Excerpt from a dataset:
>> start

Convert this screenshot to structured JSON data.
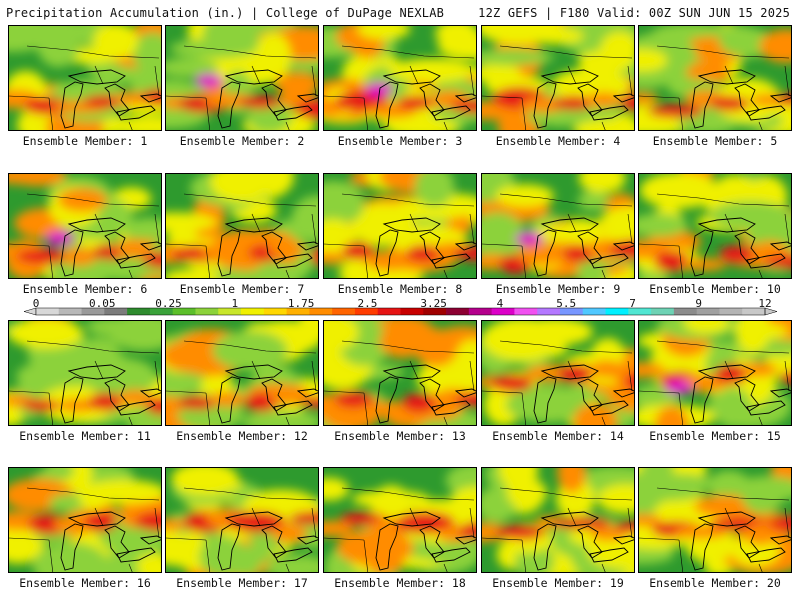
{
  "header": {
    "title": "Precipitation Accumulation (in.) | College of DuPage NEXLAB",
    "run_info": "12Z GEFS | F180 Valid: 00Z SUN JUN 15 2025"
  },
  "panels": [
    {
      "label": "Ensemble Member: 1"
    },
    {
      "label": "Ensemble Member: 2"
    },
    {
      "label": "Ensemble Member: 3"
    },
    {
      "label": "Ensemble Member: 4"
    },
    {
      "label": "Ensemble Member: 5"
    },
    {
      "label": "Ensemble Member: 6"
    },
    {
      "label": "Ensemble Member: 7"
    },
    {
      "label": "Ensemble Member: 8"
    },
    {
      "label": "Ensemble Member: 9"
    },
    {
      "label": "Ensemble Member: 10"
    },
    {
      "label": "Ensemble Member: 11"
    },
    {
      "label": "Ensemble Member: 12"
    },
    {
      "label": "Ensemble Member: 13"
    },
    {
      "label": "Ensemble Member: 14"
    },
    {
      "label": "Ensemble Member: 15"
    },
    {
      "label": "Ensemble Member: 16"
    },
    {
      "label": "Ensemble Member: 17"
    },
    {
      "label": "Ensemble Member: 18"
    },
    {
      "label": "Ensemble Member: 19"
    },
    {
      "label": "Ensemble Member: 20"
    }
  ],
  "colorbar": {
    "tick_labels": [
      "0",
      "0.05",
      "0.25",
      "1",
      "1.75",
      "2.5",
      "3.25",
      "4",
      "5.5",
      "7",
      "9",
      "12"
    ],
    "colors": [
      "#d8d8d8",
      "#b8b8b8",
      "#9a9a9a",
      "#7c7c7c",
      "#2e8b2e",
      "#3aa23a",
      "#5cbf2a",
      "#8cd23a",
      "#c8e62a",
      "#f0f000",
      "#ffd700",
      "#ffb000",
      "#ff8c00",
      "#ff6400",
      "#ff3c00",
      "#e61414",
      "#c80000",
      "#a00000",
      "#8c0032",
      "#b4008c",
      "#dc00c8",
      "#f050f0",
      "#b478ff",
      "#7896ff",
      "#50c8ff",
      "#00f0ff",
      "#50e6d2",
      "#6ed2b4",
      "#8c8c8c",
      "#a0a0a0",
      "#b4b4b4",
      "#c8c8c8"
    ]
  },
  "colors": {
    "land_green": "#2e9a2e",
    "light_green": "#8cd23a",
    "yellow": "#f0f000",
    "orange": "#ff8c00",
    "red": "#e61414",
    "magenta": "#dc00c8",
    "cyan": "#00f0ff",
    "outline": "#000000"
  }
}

>> end

:: Problem statement ::
Without including any pictures, print all of the material exactly as given.

:: Written answer ::
Convert this screenshot to structured JSON data.
{
  "header": {
    "title": "Precipitation Accumulation (in.) | College of DuPage NEXLAB",
    "run_info": "12Z GEFS | F180 Valid: 00Z SUN JUN 15 2025"
  },
  "panels": [
    {
      "label": "Ensemble Member: 1"
    },
    {
      "label": "Ensemble Member: 2"
    },
    {
      "label": "Ensemble Member: 3"
    },
    {
      "label": "Ensemble Member: 4"
    },
    {
      "label": "Ensemble Member: 5"
    },
    {
      "label": "Ensemble Member: 6"
    },
    {
      "label": "Ensemble Member: 7"
    },
    {
      "label": "Ensemble Member: 8"
    },
    {
      "label": "Ensemble Member: 9"
    },
    {
      "label": "Ensemble Member: 10"
    },
    {
      "label": "Ensemble Member: 11"
    },
    {
      "label": "Ensemble Member: 12"
    },
    {
      "label": "Ensemble Member: 13"
    },
    {
      "label": "Ensemble Member: 14"
    },
    {
      "label": "Ensemble Member: 15"
    },
    {
      "label": "Ensemble Member: 16"
    },
    {
      "label": "Ensemble Member: 17"
    },
    {
      "label": "Ensemble Member: 18"
    },
    {
      "label": "Ensemble Member: 19"
    },
    {
      "label": "Ensemble Member: 20"
    }
  ],
  "colorbar": {
    "tick_labels": [
      "0",
      "0.05",
      "0.25",
      "1",
      "1.75",
      "2.5",
      "3.25",
      "4",
      "5.5",
      "7",
      "9",
      "12"
    ],
    "colors": [
      "#d8d8d8",
      "#b8b8b8",
      "#9a9a9a",
      "#7c7c7c",
      "#2e8b2e",
      "#3aa23a",
      "#5cbf2a",
      "#8cd23a",
      "#c8e62a",
      "#f0f000",
      "#ffd700",
      "#ffb000",
      "#ff8c00",
      "#ff6400",
      "#ff3c00",
      "#e61414",
      "#c80000",
      "#a00000",
      "#8c0032",
      "#b4008c",
      "#dc00c8",
      "#f050f0",
      "#b478ff",
      "#7896ff",
      "#50c8ff",
      "#00f0ff",
      "#50e6d2",
      "#6ed2b4",
      "#8c8c8c",
      "#a0a0a0",
      "#b4b4b4",
      "#c8c8c8"
    ]
  },
  "colors": {
    "land_green": "#2e9a2e",
    "light_green": "#8cd23a",
    "yellow": "#f0f000",
    "orange": "#ff8c00",
    "red": "#e61414",
    "magenta": "#dc00c8",
    "cyan": "#00f0ff",
    "outline": "#000000"
  }
}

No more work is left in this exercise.